### AIM OF THE EXERCISE
Using the material below, work out how many lines contain the word "square". Reply with the number and nothing more.

### DATASET RECORDS
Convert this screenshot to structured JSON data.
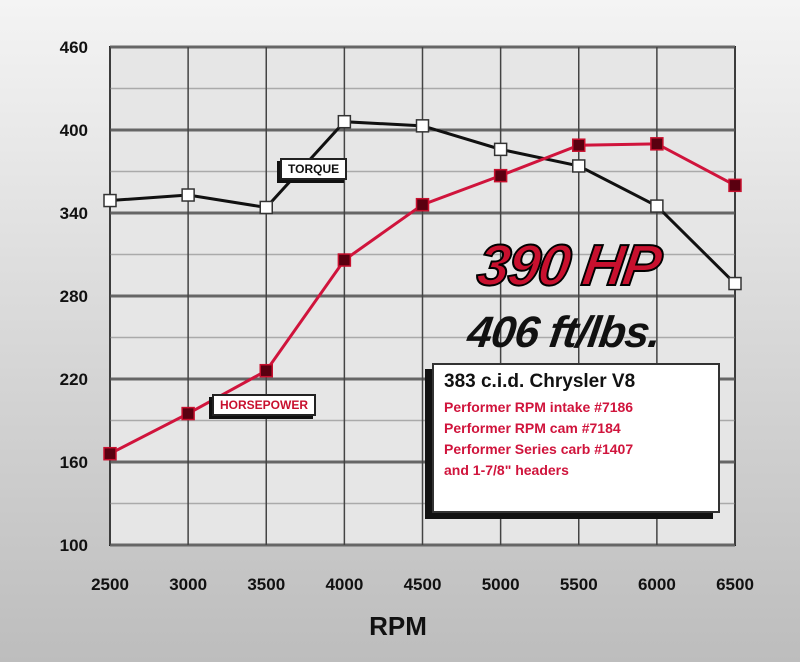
{
  "chart_data": {
    "type": "line",
    "xlabel": "RPM",
    "ylabel": "",
    "x": [
      2500,
      3000,
      3500,
      4000,
      4500,
      5000,
      5500,
      6000,
      6500
    ],
    "xticks": [
      "2500",
      "3000",
      "3500",
      "4000",
      "4500",
      "5000",
      "5500",
      "6000",
      "6500"
    ],
    "yticks": [
      "460",
      "400",
      "340",
      "280",
      "220",
      "160",
      "100"
    ],
    "ylim": [
      100,
      460
    ],
    "xlim": [
      2500,
      6500
    ],
    "grid": true,
    "series": [
      {
        "name": "TORQUE",
        "color": "#111111",
        "marker": "open-square",
        "values": [
          349,
          353,
          344,
          406,
          403,
          386,
          374,
          345,
          289
        ]
      },
      {
        "name": "HORSEPOWER",
        "color": "#d0143c",
        "marker": "filled-square",
        "values": [
          166,
          195,
          226,
          306,
          346,
          367,
          389,
          390,
          360
        ]
      }
    ],
    "annotations": {
      "hp": "390 HP",
      "torque": "406 ft/lbs.",
      "spec_title": "383 c.i.d. Chrysler V8",
      "spec_lines": [
        "Performer RPM intake #7186",
        "Performer RPM cam #7184",
        "Performer Series carb #1407",
        "and 1-7/8\" headers"
      ]
    }
  }
}
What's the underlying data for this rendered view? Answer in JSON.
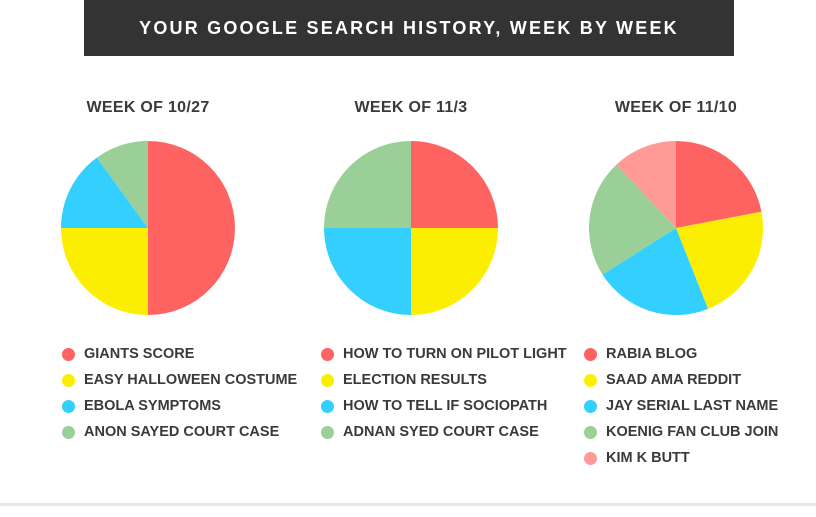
{
  "title": "YOUR GOOGLE SEARCH HISTORY, WEEK BY WEEK",
  "colors": {
    "red": "#ff6361",
    "yellow": "#fcee00",
    "blue": "#33cfff",
    "green": "#9bcf98",
    "pink": "#ff9a96"
  },
  "chart_data": [
    {
      "type": "pie",
      "title": "WEEK OF 10/27",
      "slices": [
        {
          "label": "GIANTS SCORE",
          "value": 50,
          "color": "#ff6361"
        },
        {
          "label": "EASY HALLOWEEN COSTUME",
          "value": 25,
          "color": "#fcee00"
        },
        {
          "label": "EBOLA SYMPTOMS",
          "value": 15,
          "color": "#33cfff"
        },
        {
          "label": "ANON SAYED COURT CASE",
          "value": 10,
          "color": "#9bcf98"
        }
      ]
    },
    {
      "type": "pie",
      "title": "WEEK OF 11/3",
      "slices": [
        {
          "label": "HOW TO TURN ON PILOT LIGHT",
          "value": 25,
          "color": "#ff6361"
        },
        {
          "label": "ELECTION RESULTS",
          "value": 25,
          "color": "#fcee00"
        },
        {
          "label": "HOW TO TELL IF SOCIOPATH",
          "value": 25,
          "color": "#33cfff"
        },
        {
          "label": "ADNAN SYED COURT CASE",
          "value": 25,
          "color": "#9bcf98"
        }
      ]
    },
    {
      "type": "pie",
      "title": "WEEK OF 11/10",
      "slices": [
        {
          "label": "RABIA BLOG",
          "value": 22,
          "color": "#ff6361"
        },
        {
          "label": "SAAD AMA REDDIT",
          "value": 22,
          "color": "#fcee00"
        },
        {
          "label": "JAY SERIAL LAST NAME",
          "value": 22,
          "color": "#33cfff"
        },
        {
          "label": "KOENIG FAN CLUB JOIN",
          "value": 22,
          "color": "#9bcf98"
        },
        {
          "label": "KIM K BUTT",
          "value": 12,
          "color": "#ff9a96"
        }
      ]
    }
  ]
}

### REPLY TO THE TASK
2